# Dataset rows
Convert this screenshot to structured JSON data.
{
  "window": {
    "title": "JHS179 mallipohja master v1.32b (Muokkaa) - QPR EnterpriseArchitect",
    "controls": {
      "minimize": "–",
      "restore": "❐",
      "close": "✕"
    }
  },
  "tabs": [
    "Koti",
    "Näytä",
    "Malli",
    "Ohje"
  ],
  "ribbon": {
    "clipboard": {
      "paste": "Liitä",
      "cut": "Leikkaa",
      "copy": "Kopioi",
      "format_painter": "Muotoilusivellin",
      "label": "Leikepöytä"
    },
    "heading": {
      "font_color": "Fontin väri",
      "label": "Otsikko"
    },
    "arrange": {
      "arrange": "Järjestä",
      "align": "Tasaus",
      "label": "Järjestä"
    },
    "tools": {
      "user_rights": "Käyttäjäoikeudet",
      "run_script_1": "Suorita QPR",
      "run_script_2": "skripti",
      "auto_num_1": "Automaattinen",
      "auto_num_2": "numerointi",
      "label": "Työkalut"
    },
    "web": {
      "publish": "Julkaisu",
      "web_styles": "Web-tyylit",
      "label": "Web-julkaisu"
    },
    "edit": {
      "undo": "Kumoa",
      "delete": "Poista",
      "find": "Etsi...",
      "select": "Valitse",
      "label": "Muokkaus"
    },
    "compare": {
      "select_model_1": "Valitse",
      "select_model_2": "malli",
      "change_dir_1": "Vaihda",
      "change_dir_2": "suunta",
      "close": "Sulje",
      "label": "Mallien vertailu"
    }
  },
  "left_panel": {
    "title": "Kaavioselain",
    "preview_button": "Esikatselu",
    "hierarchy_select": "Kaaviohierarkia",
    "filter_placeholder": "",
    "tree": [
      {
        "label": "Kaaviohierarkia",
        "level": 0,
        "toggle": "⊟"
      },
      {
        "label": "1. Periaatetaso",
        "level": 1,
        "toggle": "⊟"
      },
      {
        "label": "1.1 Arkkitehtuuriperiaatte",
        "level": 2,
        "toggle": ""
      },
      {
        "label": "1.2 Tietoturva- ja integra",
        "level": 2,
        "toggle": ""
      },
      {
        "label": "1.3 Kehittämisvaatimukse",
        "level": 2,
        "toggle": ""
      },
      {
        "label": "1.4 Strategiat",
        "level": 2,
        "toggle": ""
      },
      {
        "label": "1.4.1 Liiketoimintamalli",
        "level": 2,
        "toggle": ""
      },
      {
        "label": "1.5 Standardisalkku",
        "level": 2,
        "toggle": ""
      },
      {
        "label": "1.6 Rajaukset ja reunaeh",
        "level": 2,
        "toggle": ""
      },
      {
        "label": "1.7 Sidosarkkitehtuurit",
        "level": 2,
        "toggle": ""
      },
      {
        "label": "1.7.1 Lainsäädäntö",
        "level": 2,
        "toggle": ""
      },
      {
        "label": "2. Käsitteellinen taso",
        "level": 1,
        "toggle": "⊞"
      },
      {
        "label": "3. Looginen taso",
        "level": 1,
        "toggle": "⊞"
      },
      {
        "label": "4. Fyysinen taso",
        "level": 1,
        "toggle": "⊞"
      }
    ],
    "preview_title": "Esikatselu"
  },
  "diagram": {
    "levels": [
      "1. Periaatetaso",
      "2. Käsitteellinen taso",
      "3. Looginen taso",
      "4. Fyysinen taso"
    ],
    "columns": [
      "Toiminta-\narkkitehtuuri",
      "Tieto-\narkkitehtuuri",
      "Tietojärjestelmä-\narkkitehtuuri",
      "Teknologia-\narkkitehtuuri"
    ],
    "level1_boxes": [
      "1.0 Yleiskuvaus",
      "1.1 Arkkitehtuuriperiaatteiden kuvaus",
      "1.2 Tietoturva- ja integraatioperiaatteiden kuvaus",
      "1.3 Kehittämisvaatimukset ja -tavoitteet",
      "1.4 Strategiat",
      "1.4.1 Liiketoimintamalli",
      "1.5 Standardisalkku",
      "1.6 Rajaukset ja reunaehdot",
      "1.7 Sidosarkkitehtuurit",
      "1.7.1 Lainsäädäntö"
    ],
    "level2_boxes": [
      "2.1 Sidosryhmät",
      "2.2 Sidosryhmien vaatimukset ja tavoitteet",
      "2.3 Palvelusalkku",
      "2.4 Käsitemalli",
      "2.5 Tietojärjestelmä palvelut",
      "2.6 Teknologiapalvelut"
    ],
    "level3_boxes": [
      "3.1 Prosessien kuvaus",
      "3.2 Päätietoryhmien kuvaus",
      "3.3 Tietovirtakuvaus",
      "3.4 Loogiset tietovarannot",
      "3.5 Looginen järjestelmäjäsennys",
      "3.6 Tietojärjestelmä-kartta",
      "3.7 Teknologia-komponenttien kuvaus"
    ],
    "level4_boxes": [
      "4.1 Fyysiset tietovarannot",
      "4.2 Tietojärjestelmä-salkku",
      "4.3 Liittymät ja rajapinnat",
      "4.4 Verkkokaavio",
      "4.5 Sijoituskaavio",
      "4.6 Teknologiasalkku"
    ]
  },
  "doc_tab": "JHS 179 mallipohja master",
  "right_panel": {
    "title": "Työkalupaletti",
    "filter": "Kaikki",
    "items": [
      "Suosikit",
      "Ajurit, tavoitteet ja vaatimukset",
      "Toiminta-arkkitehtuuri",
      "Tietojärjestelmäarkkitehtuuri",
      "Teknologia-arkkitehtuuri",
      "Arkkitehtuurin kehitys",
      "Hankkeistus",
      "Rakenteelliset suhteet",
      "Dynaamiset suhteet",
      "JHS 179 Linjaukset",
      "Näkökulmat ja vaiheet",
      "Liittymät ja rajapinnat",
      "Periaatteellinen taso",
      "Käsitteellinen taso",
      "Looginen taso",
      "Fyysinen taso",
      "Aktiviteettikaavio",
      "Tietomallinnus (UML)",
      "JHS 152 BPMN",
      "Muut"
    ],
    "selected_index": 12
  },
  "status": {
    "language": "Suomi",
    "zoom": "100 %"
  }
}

# Problem
Show each line of the data that contains the string "Lainsäädäntö".

# The reply
        "label": "1.7.1 Lainsäädäntö",
      "1.7.1 Lainsäädäntö"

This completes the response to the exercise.